» **Work instructions**:
Everything in the data should be repeated exactly, save for the images.

#####

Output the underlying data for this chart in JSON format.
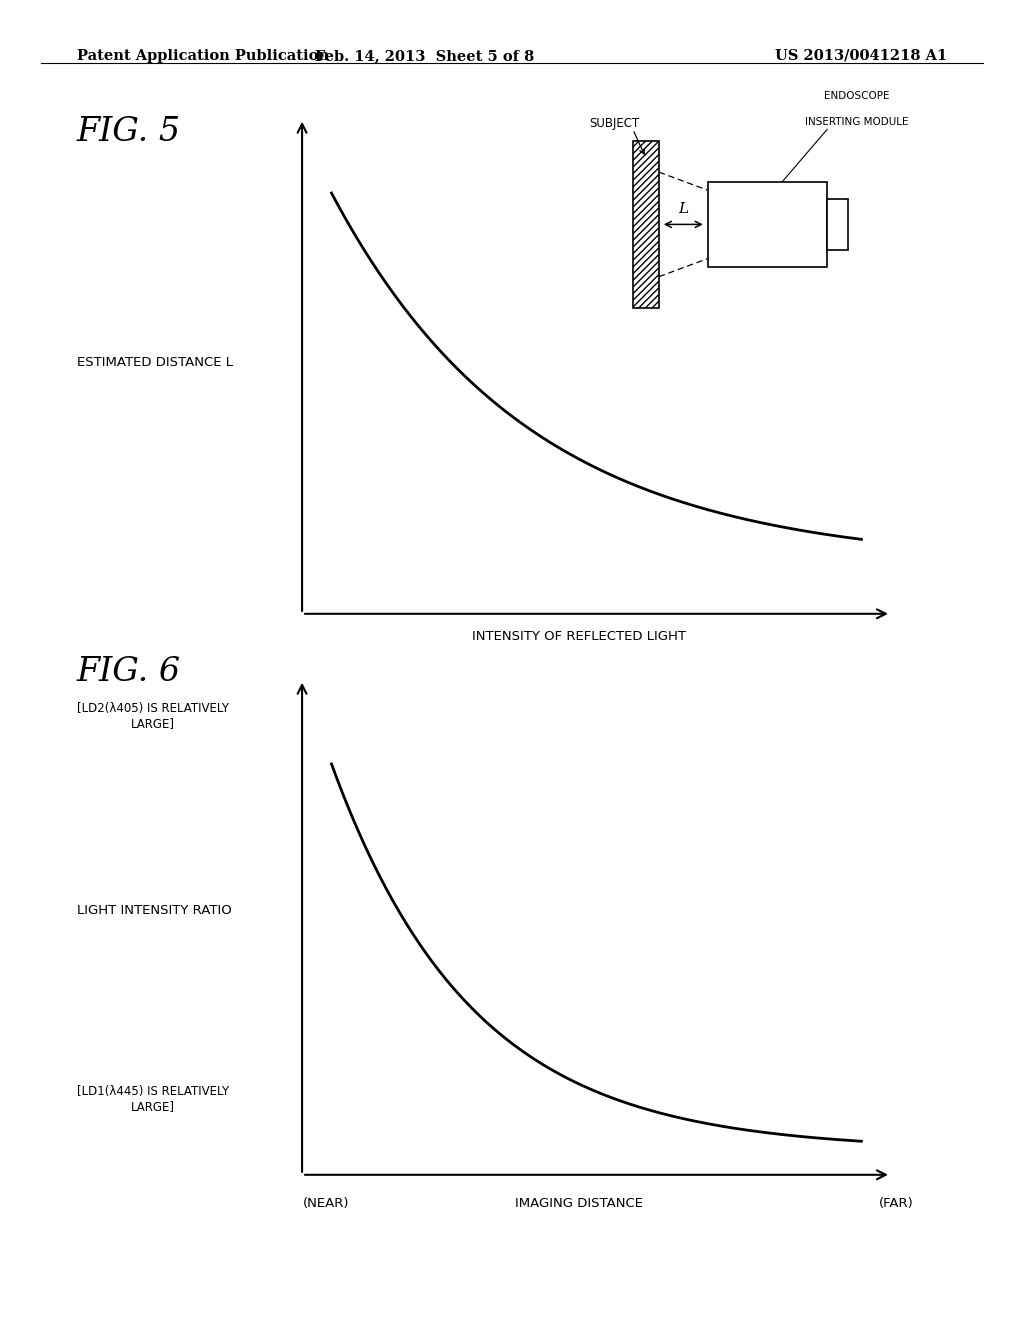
{
  "bg_color": "#ffffff",
  "header_left": "Patent Application Publication",
  "header_center": "Feb. 14, 2013  Sheet 5 of 8",
  "header_right": "US 2013/0041218 A1",
  "fig5_label": "FIG. 5",
  "fig6_label": "FIG. 6",
  "fig5_ylabel": "ESTIMATED DISTANCE L",
  "fig5_xlabel": "INTENSITY OF REFLECTED LIGHT",
  "fig6_ylabel": "LIGHT INTENSITY RATIO",
  "fig6_xlabel": "IMAGING DISTANCE",
  "fig6_xlabel_near": "(NEAR)",
  "fig6_xlabel_far": "(FAR)",
  "fig6_ytop_label_line1": "[LD2(λ405) IS RELATIVELY",
  "fig6_ytop_label_line2": "LARGE]",
  "fig6_ybot_label_line1": "[LD1(λ445) IS RELATIVELY",
  "fig6_ybot_label_line2": "LARGE]",
  "endoscope_label_line1": "ENDOSCOPE",
  "endoscope_label_line2": "INSERTING MODULE",
  "subject_label": "SUBJECT",
  "L_label": "L"
}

#####

» **Reply to the exercise**:
Output the underlying data for this chart in JSON format.
{
  "bg_color": "#ffffff",
  "header_left": "Patent Application Publication",
  "header_center": "Feb. 14, 2013  Sheet 5 of 8",
  "header_right": "US 2013/0041218 A1",
  "fig5_label": "FIG. 5",
  "fig6_label": "FIG. 6",
  "fig5_ylabel": "ESTIMATED DISTANCE L",
  "fig5_xlabel": "INTENSITY OF REFLECTED LIGHT",
  "fig6_ylabel": "LIGHT INTENSITY RATIO",
  "fig6_xlabel": "IMAGING DISTANCE",
  "fig6_xlabel_near": "(NEAR)",
  "fig6_xlabel_far": "(FAR)",
  "fig6_ytop_label_line1": "[LD2(λ405) IS RELATIVELY",
  "fig6_ytop_label_line2": "LARGE]",
  "fig6_ybot_label_line1": "[LD1(λ445) IS RELATIVELY",
  "fig6_ybot_label_line2": "LARGE]",
  "endoscope_label_line1": "ENDOSCOPE",
  "endoscope_label_line2": "INSERTING MODULE",
  "subject_label": "SUBJECT",
  "L_label": "L"
}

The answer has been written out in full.